Repeat everything in the material exactly.

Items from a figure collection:
▶
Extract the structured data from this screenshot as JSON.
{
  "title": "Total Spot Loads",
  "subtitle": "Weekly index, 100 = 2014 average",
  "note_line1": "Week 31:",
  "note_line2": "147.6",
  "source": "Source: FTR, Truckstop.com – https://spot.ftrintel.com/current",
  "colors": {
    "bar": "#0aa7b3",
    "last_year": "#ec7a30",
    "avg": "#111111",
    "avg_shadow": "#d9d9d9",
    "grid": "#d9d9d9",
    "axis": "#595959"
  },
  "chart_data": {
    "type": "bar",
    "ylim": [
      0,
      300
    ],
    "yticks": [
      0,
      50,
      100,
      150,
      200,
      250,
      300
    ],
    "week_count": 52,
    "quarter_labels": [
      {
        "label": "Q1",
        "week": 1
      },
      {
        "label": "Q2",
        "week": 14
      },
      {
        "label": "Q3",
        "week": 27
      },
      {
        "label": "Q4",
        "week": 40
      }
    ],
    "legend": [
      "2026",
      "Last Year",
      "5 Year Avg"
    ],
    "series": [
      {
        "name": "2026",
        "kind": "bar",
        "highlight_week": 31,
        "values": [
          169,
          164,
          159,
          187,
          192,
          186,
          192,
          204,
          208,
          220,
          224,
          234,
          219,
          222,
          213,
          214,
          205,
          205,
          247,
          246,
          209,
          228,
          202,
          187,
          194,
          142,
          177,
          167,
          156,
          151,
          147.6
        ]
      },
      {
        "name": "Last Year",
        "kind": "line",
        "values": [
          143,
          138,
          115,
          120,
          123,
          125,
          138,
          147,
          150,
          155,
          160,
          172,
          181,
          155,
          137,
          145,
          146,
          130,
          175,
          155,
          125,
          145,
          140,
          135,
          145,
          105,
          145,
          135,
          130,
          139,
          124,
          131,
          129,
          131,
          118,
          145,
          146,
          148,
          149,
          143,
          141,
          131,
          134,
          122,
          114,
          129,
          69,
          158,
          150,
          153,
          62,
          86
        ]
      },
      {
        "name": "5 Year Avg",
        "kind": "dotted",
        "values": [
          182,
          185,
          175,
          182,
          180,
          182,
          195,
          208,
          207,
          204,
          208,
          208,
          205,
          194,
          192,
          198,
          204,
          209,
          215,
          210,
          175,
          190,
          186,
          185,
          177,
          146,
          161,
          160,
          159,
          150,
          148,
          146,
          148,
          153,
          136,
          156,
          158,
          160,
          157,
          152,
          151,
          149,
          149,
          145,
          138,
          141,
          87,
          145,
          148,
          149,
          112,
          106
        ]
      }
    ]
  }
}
◀
■ Solution to this problem
Extract the structured data from this screenshot as JSON.
{
  "title": "Total Spot Loads",
  "subtitle": "Weekly index, 100 = 2014 average",
  "note_line1": "Week 31:",
  "note_line2": "147.6",
  "source": "Source: FTR, Truckstop.com – https://spot.ftrintel.com/current",
  "colors": {
    "bar": "#0aa7b3",
    "last_year": "#ec7a30",
    "avg": "#111111",
    "avg_shadow": "#d9d9d9",
    "grid": "#d9d9d9",
    "axis": "#595959"
  },
  "chart_data": {
    "type": "bar",
    "ylim": [
      0,
      300
    ],
    "yticks": [
      0,
      50,
      100,
      150,
      200,
      250,
      300
    ],
    "week_count": 52,
    "quarter_labels": [
      {
        "label": "Q1",
        "week": 1
      },
      {
        "label": "Q2",
        "week": 14
      },
      {
        "label": "Q3",
        "week": 27
      },
      {
        "label": "Q4",
        "week": 40
      }
    ],
    "legend": [
      "2026",
      "Last Year",
      "5 Year Avg"
    ],
    "series": [
      {
        "name": "2026",
        "kind": "bar",
        "highlight_week": 31,
        "values": [
          169,
          164,
          159,
          187,
          192,
          186,
          192,
          204,
          208,
          220,
          224,
          234,
          219,
          222,
          213,
          214,
          205,
          205,
          247,
          246,
          209,
          228,
          202,
          187,
          194,
          142,
          177,
          167,
          156,
          151,
          147.6
        ]
      },
      {
        "name": "Last Year",
        "kind": "line",
        "values": [
          143,
          138,
          115,
          120,
          123,
          125,
          138,
          147,
          150,
          155,
          160,
          172,
          181,
          155,
          137,
          145,
          146,
          130,
          175,
          155,
          125,
          145,
          140,
          135,
          145,
          105,
          145,
          135,
          130,
          139,
          124,
          131,
          129,
          131,
          118,
          145,
          146,
          148,
          149,
          143,
          141,
          131,
          134,
          122,
          114,
          129,
          69,
          158,
          150,
          153,
          62,
          86
        ]
      },
      {
        "name": "5 Year Avg",
        "kind": "dotted",
        "values": [
          182,
          185,
          175,
          182,
          180,
          182,
          195,
          208,
          207,
          204,
          208,
          208,
          205,
          194,
          192,
          198,
          204,
          209,
          215,
          210,
          175,
          190,
          186,
          185,
          177,
          146,
          161,
          160,
          159,
          150,
          148,
          146,
          148,
          153,
          136,
          156,
          158,
          160,
          157,
          152,
          151,
          149,
          149,
          145,
          138,
          141,
          87,
          145,
          148,
          149,
          112,
          106
        ]
      }
    ]
  }
}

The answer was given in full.